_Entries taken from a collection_
------------------------------

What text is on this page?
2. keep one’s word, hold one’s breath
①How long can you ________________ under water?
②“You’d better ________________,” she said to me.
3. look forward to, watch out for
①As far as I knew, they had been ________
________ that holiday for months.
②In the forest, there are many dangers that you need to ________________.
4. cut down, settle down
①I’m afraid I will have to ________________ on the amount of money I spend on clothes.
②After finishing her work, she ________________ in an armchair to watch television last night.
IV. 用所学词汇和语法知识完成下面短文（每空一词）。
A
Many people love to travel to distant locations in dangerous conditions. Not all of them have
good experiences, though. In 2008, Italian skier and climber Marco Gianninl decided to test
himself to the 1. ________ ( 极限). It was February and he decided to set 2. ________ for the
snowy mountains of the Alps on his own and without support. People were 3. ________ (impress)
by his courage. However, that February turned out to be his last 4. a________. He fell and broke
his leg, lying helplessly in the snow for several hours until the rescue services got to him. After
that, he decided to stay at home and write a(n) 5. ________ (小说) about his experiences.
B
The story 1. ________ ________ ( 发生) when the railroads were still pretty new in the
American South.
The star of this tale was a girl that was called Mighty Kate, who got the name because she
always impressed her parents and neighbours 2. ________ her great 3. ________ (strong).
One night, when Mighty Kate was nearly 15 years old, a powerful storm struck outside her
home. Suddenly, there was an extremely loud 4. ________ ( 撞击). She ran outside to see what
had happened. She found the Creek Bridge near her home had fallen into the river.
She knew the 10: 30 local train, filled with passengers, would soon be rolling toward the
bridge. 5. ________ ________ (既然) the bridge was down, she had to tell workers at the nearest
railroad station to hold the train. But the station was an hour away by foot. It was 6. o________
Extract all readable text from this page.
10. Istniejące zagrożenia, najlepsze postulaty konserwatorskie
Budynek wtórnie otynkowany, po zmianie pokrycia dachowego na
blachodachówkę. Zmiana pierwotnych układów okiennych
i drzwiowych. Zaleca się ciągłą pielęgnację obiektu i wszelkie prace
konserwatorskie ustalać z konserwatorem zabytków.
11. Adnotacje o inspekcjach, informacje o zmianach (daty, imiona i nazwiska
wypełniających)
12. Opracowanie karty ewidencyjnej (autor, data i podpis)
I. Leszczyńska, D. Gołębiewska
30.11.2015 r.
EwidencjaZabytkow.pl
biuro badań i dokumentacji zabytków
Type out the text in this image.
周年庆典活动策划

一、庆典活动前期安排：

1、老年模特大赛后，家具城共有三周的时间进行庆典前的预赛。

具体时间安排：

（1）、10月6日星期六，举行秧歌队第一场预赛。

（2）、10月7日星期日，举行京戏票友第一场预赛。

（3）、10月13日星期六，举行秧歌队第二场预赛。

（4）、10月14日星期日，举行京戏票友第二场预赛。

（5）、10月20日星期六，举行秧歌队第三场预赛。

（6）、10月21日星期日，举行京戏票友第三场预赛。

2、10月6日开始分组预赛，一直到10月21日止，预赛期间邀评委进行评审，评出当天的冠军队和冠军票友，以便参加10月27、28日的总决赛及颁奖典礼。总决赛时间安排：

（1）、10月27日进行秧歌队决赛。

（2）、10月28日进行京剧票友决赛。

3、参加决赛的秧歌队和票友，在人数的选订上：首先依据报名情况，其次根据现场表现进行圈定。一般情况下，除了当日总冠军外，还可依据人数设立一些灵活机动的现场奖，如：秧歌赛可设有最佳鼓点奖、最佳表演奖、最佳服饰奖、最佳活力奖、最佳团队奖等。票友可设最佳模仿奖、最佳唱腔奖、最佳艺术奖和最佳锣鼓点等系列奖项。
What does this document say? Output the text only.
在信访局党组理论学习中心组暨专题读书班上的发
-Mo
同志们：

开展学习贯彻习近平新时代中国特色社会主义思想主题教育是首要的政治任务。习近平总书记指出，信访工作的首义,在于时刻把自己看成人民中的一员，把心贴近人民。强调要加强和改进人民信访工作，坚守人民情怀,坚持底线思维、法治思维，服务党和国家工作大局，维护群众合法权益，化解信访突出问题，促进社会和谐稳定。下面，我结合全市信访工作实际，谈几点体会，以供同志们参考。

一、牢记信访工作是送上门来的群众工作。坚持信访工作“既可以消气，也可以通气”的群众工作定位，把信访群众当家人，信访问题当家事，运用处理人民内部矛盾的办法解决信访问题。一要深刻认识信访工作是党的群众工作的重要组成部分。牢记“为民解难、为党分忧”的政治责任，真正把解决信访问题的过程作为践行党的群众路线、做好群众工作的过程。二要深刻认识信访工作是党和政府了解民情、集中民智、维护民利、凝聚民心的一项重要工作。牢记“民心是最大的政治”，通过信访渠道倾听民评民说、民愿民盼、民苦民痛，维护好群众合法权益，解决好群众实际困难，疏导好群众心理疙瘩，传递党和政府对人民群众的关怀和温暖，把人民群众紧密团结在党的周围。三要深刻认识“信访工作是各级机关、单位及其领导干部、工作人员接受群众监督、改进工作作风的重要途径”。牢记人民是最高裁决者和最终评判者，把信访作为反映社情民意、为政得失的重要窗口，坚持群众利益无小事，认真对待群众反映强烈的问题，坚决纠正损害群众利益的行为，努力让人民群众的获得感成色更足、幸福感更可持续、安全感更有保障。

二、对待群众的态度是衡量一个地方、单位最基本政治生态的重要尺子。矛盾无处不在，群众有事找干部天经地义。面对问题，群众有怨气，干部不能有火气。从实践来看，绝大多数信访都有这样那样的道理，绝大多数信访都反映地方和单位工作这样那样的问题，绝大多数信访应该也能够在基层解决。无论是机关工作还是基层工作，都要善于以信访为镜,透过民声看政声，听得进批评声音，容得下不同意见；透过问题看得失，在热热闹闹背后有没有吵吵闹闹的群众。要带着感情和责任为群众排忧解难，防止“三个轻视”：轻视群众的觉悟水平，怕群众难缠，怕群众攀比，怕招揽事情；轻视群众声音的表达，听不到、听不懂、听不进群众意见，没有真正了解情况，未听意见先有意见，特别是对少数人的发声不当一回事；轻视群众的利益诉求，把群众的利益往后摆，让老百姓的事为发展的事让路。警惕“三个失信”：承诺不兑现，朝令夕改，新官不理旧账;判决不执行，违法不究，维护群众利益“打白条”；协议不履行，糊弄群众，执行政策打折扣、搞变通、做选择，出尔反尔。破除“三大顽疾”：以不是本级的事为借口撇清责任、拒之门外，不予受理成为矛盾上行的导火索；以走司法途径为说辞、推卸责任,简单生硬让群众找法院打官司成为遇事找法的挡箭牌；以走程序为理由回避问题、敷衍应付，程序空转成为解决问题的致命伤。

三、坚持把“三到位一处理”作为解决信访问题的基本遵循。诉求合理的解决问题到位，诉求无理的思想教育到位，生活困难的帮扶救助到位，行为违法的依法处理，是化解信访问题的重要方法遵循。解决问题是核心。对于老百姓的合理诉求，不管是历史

------------------------------

_Work required_
Which lines hold the string "that"? Copy all of them from the data above.

_Output of the task_
________ that holiday for months.
②In the forest, there are many dangers that you need to ________________.
by his courage. However, that February turned out to be his last 4. a________. He fell and broke
that, he decided to stay at home and write a(n) 5. ________ (小说) about his experiences.
The star of this tale was a girl that was called Mighty Kate, who got the name because she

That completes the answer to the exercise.